Your objective =
Copy out the following data line for line, with no changes.

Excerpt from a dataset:
** START **

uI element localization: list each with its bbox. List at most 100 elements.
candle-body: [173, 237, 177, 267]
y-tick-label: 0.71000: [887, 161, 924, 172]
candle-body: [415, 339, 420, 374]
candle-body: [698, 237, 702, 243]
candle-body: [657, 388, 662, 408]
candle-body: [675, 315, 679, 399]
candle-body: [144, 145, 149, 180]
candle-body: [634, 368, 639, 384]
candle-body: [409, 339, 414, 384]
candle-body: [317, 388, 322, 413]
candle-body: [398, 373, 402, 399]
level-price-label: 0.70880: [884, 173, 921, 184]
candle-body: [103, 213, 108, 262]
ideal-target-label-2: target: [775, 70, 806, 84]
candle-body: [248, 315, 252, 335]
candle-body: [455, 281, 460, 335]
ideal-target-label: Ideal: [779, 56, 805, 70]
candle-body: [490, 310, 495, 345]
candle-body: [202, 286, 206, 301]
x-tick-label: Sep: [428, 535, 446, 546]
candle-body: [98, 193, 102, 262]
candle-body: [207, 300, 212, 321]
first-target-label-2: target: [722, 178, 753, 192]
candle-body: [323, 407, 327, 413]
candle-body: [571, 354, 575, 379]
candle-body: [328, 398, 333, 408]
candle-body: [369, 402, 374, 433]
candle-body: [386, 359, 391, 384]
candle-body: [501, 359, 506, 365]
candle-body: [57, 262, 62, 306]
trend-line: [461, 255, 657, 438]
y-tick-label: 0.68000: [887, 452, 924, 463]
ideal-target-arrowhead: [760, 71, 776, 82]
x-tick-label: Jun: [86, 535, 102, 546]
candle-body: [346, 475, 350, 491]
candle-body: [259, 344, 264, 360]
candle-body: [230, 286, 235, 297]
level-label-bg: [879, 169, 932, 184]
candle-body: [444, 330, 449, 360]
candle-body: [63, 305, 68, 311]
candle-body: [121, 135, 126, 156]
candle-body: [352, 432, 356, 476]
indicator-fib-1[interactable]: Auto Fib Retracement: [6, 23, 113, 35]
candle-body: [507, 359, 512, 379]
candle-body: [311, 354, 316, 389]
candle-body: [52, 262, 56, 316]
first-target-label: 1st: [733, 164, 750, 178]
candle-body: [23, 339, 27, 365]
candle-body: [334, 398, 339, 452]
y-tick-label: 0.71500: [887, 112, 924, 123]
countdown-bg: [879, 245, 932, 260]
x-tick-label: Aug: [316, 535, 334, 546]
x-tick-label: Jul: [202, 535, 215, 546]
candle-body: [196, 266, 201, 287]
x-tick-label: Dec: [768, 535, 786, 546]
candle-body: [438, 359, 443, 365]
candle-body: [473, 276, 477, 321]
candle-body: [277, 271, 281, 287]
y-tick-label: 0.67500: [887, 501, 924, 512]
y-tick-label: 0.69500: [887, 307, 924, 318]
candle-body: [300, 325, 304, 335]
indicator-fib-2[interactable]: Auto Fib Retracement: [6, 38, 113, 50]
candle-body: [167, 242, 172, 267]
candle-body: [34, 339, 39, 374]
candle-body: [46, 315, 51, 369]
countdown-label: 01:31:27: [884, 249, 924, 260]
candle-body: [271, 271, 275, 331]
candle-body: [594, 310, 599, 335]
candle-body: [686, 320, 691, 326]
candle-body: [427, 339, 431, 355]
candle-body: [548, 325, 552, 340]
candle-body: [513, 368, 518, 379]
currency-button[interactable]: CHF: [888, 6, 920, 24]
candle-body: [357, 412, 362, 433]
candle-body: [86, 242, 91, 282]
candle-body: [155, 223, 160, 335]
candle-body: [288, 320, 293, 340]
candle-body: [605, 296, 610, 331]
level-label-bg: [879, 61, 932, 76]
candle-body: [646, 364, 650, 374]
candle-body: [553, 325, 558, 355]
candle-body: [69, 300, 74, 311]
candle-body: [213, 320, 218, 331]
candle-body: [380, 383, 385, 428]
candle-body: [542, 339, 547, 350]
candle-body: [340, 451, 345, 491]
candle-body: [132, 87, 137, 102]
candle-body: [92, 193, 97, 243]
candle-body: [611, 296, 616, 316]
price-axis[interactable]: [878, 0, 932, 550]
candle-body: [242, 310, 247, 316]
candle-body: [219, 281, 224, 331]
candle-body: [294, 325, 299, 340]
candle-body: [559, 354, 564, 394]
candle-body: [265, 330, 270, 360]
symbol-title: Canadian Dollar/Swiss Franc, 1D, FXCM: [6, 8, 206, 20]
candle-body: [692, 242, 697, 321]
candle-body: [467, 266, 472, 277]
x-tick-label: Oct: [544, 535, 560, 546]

** END **

Correct answer =
uI element localization: list each with its bbox. List at most 100 elements.
candle-body: [173, 237, 177, 267]
y-tick-label: 0.71000: [887, 161, 924, 172]
candle-body: [415, 339, 420, 374]
candle-body: [698, 237, 702, 243]
candle-body: [657, 388, 662, 408]
candle-body: [675, 315, 679, 399]
candle-body: [144, 145, 149, 180]
candle-body: [634, 368, 639, 384]
candle-body: [409, 339, 414, 384]
candle-body: [317, 388, 322, 413]
candle-body: [398, 373, 402, 399]
level-price-label: 0.70880: [884, 173, 921, 184]
candle-body: [103, 213, 108, 262]
ideal-target-label-2: target: [775, 70, 806, 84]
candle-body: [248, 315, 252, 335]
candle-body: [455, 281, 460, 335]
ideal-target-label: Ideal: [779, 56, 805, 70]
candle-body: [490, 310, 495, 345]
candle-body: [202, 286, 206, 301]
x-tick-label: Sep: [428, 535, 446, 546]
candle-body: [98, 193, 102, 262]
candle-body: [207, 300, 212, 321]
first-target-label-2: target: [722, 178, 753, 192]
candle-body: [323, 407, 327, 413]
candle-body: [571, 354, 575, 379]
candle-body: [328, 398, 333, 408]
candle-body: [369, 402, 374, 433]
candle-body: [386, 359, 391, 384]
candle-body: [501, 359, 506, 365]
candle-body: [57, 262, 62, 306]
trend-line: [461, 255, 657, 438]
y-tick-label: 0.68000: [887, 452, 924, 463]
ideal-target-arrowhead: [760, 71, 776, 82]
x-tick-label: Jun: [86, 535, 102, 546]
candle-body: [346, 475, 350, 491]
candle-body: [259, 344, 264, 360]
candle-body: [230, 286, 235, 297]
level-label-bg: [879, 169, 932, 184]
candle-body: [444, 330, 449, 360]
candle-body: [63, 305, 68, 311]
candle-body: [121, 135, 126, 156]
candle-body: [352, 432, 356, 476]
indicator-fib-1[interactable]: Auto Fib Retracement: [6, 23, 113, 35]
candle-body: [507, 359, 512, 379]
candle-body: [311, 354, 316, 389]
candle-body: [52, 262, 56, 316]
first-target-label: 1st: [733, 164, 750, 178]
candle-body: [23, 339, 27, 365]
candle-body: [334, 398, 339, 452]
y-tick-label: 0.71500: [887, 112, 924, 123]
countdown-bg: [879, 245, 932, 260]
x-tick-label: Aug: [316, 535, 334, 546]
x-tick-label: Jul: [202, 535, 215, 546]
candle-body: [196, 266, 201, 287]
x-tick-label: Dec: [768, 535, 786, 546]
candle-body: [438, 359, 443, 365]
candle-body: [473, 276, 477, 321]
candle-body: [277, 271, 281, 287]
y-tick-label: 0.67500: [887, 501, 924, 512]
y-tick-label: 0.69500: [887, 307, 924, 318]
candle-body: [300, 325, 304, 335]
indicator-fib-2[interactable]: Auto Fib Retracement: [6, 38, 113, 50]
candle-body: [167, 242, 172, 267]
candle-body: [34, 339, 39, 374]
candle-body: [46, 315, 51, 369]
countdown-label: 01:31:27: [884, 249, 924, 260]
candle-body: [271, 271, 275, 331]
candle-body: [594, 310, 599, 335]
candle-body: [686, 320, 691, 326]
candle-body: [427, 339, 431, 355]
candle-body: [548, 325, 552, 340]
candle-body: [513, 368, 518, 379]
currency-button[interactable]: CHF: [888, 6, 920, 24]
candle-body: [357, 412, 362, 433]
candle-body: [86, 242, 91, 282]
candle-body: [155, 223, 160, 335]
candle-body: [288, 320, 293, 340]
candle-body: [605, 296, 610, 331]
level-label-bg: [879, 61, 932, 76]
candle-body: [646, 364, 650, 374]
candle-body: [553, 325, 558, 355]
candle-body: [69, 300, 74, 311]
candle-body: [213, 320, 218, 331]
candle-body: [380, 383, 385, 428]
candle-body: [542, 339, 547, 350]
candle-body: [340, 451, 345, 491]
candle-body: [132, 87, 137, 102]
candle-body: [92, 193, 97, 243]
candle-body: [611, 296, 616, 316]
price-axis[interactable]: [878, 0, 932, 550]
candle-body: [242, 310, 247, 316]
candle-body: [219, 281, 224, 331]
candle-body: [294, 325, 299, 340]
candle-body: [559, 354, 564, 394]
candle-body: [265, 330, 270, 360]
symbol-title: Canadian Dollar/Swiss Franc, 1D, FXCM: [6, 8, 206, 20]
candle-body: [692, 242, 697, 321]
candle-body: [467, 266, 472, 277]
x-tick-label: Oct: [544, 535, 560, 546]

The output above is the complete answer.